[Stored entries]
%%

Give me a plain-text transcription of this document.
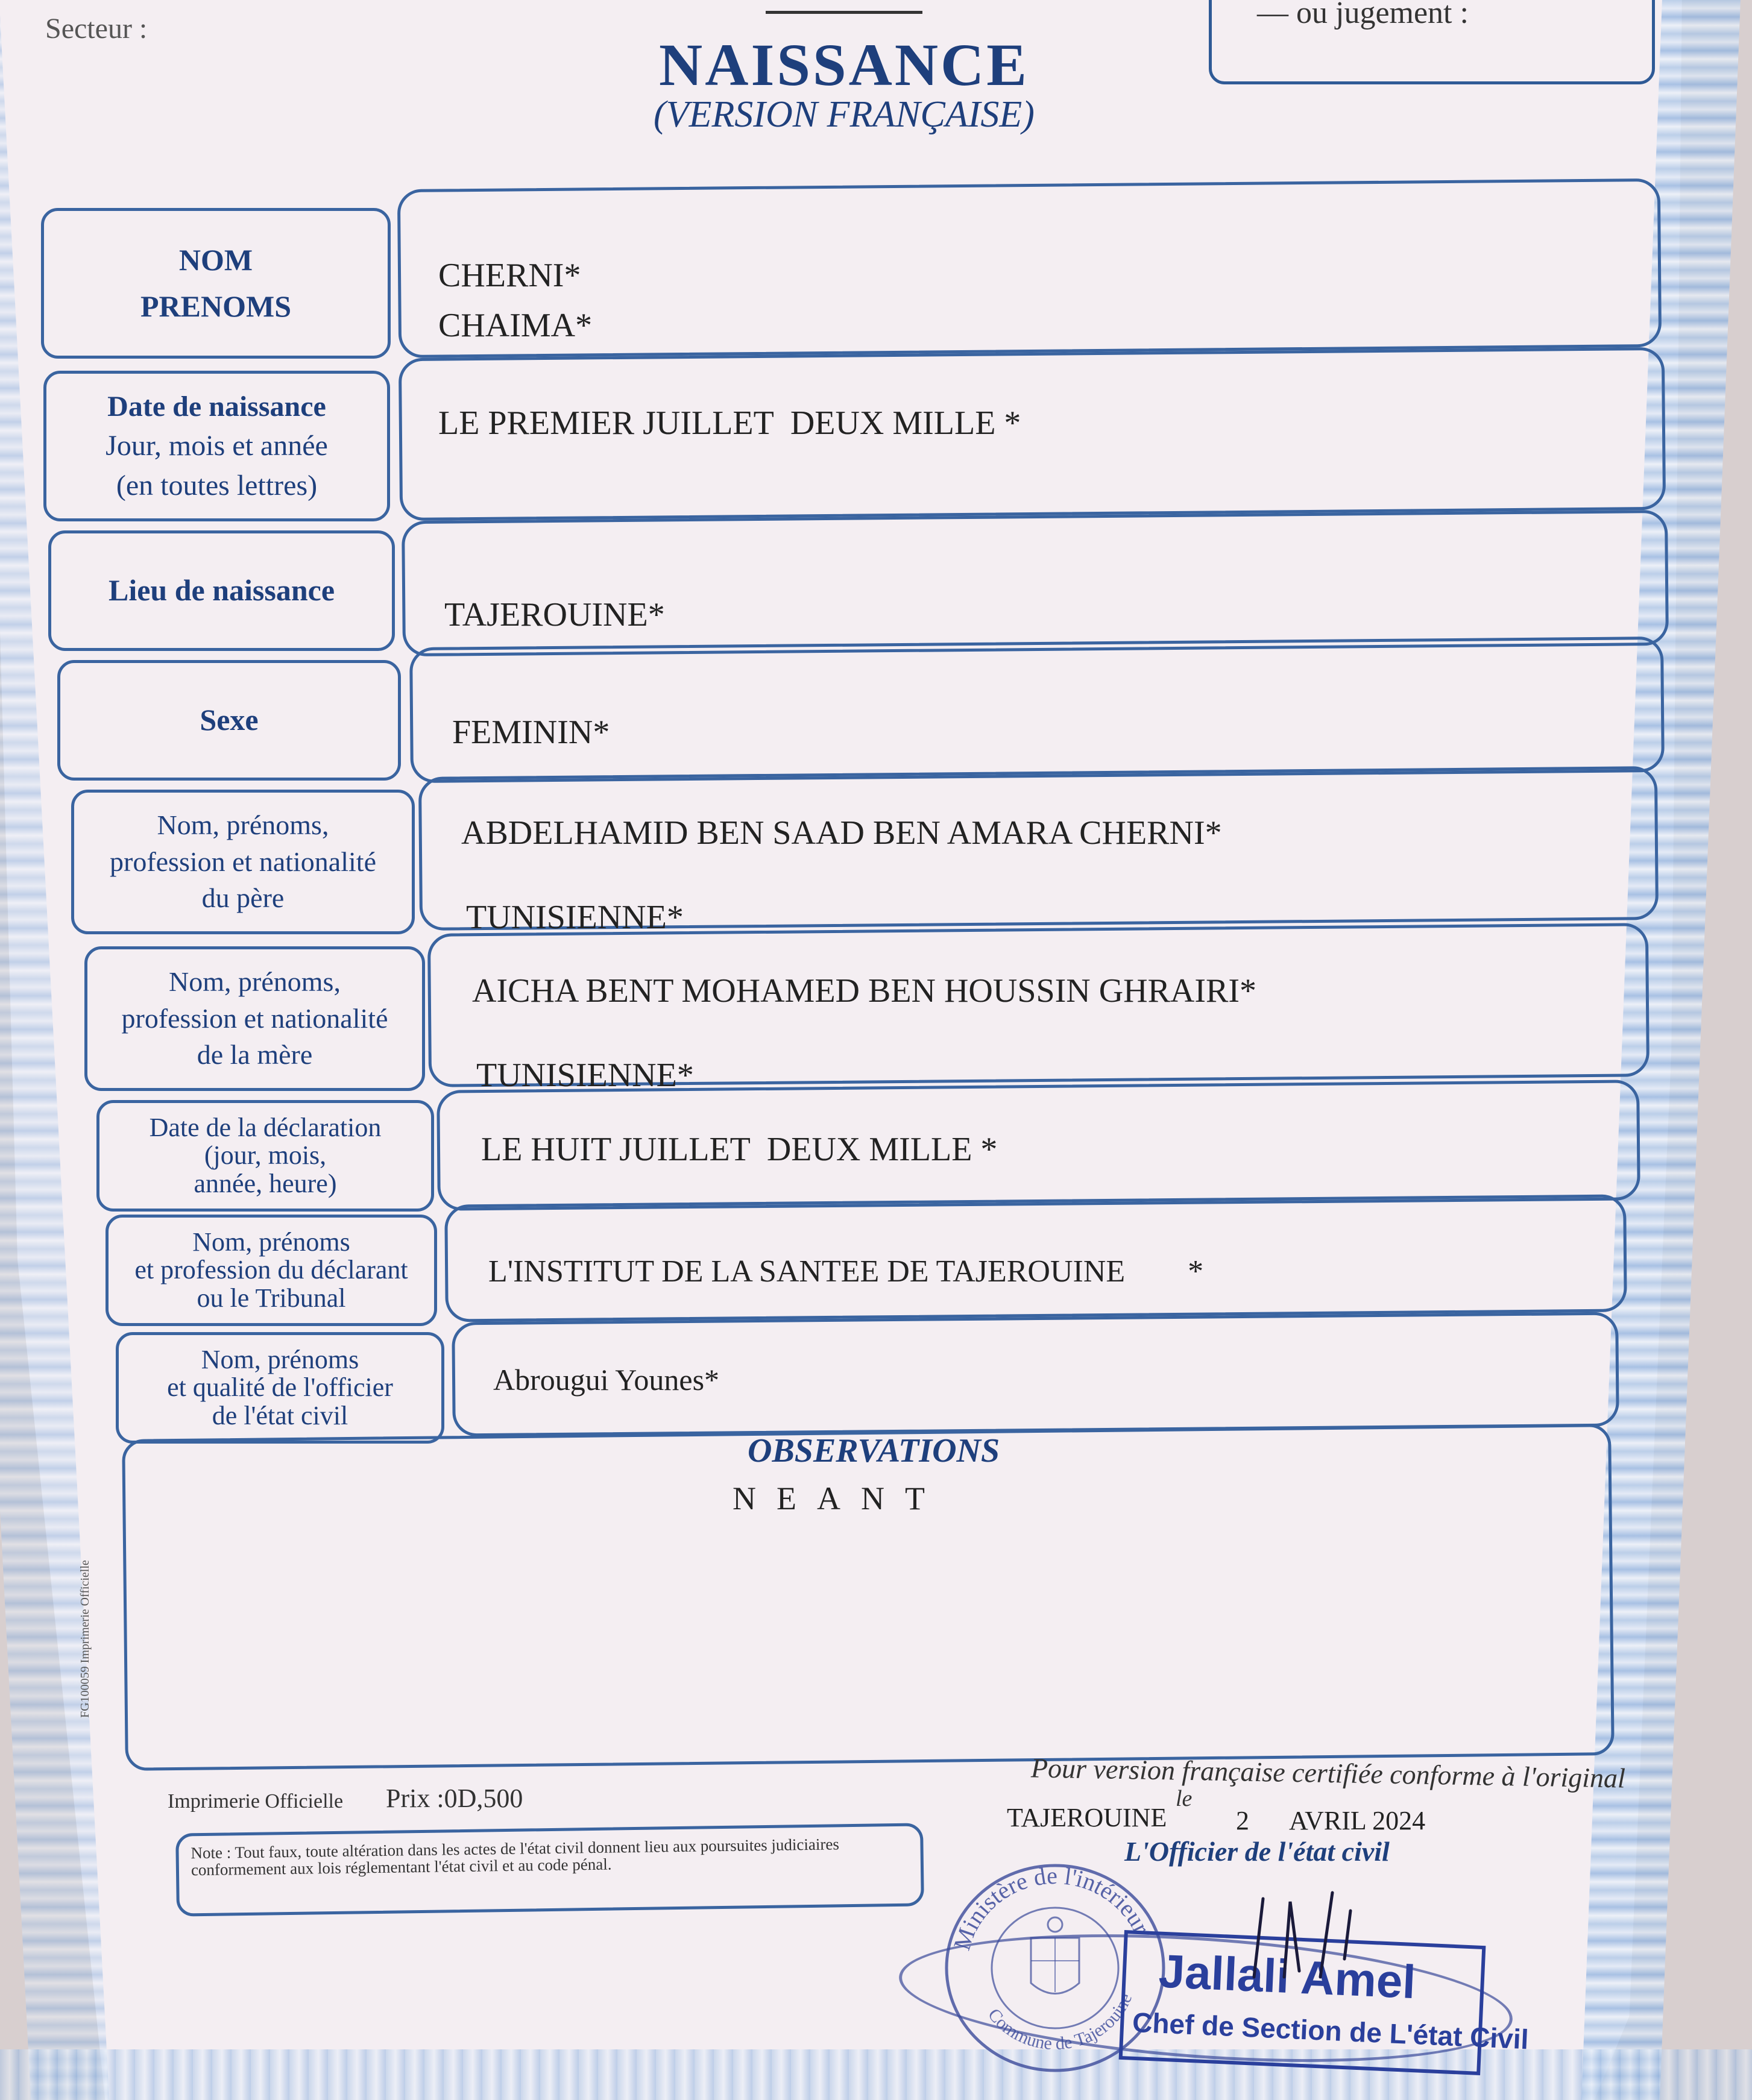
Secteur :	— ou jugement :
NAISSANCE
(VERSION FRANÇAISE)
NOM
PRENOMS
CHERNI*
CHAIMA*
Date de naissance
Jour, mois et année
(en toutes lettres)
LE PREMIER JUILLET  DEUX MILLE *
Lieu de naissance
TAJEROUINE*
Sexe	FEMININ*
Nom, prénoms,
profession et nationalité
du père
ABDELHAMID BEN SAAD BEN AMARA CHERNI*
TUNISIENNE*
Nom, prénoms,
profession et nationalité
de la mère
AICHA BENT MOHAMED BEN HOUSSIN GHRAIRI*
TUNISIENNE*
Date de la déclaration
(jour, mois,
année, heure)
LE HUIT JUILLET  DEUX MILLE *
Nom, prénoms
et profession du déclarant
ou le Tribunal
L'INSTITUT DE LA SANTEE DE TAJEROUINE        *
Nom, prénoms
et qualité de l'officier
de l'état civil
Abrougui Younes*
OBSERVATIONS
NEANT
FG100059 Imprimerie Officielle
Pour version française certifiée conforme à l'original
Imprimerie Officielle Prix :0D,500
TAJEROUINE
le
2 AVRIL 2024
L'Officier de l'état civil
Note : Tout faux, toute altération dans les actes de l'état civil donnent lieu aux poursuites judiciaires conformement aux lois réglementant l'état civil et au code pénal.
Ministère de l'intérieur
Commune de Tajerouine Jallali Amel
Chef de Section de L'état Civil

%%

§ Description of the task: Find the lines holding "Officielle" and list every one.

§ Problem solution:
FG100059 Imprimerie Officielle
Imprimerie Officielle Prix :0D,500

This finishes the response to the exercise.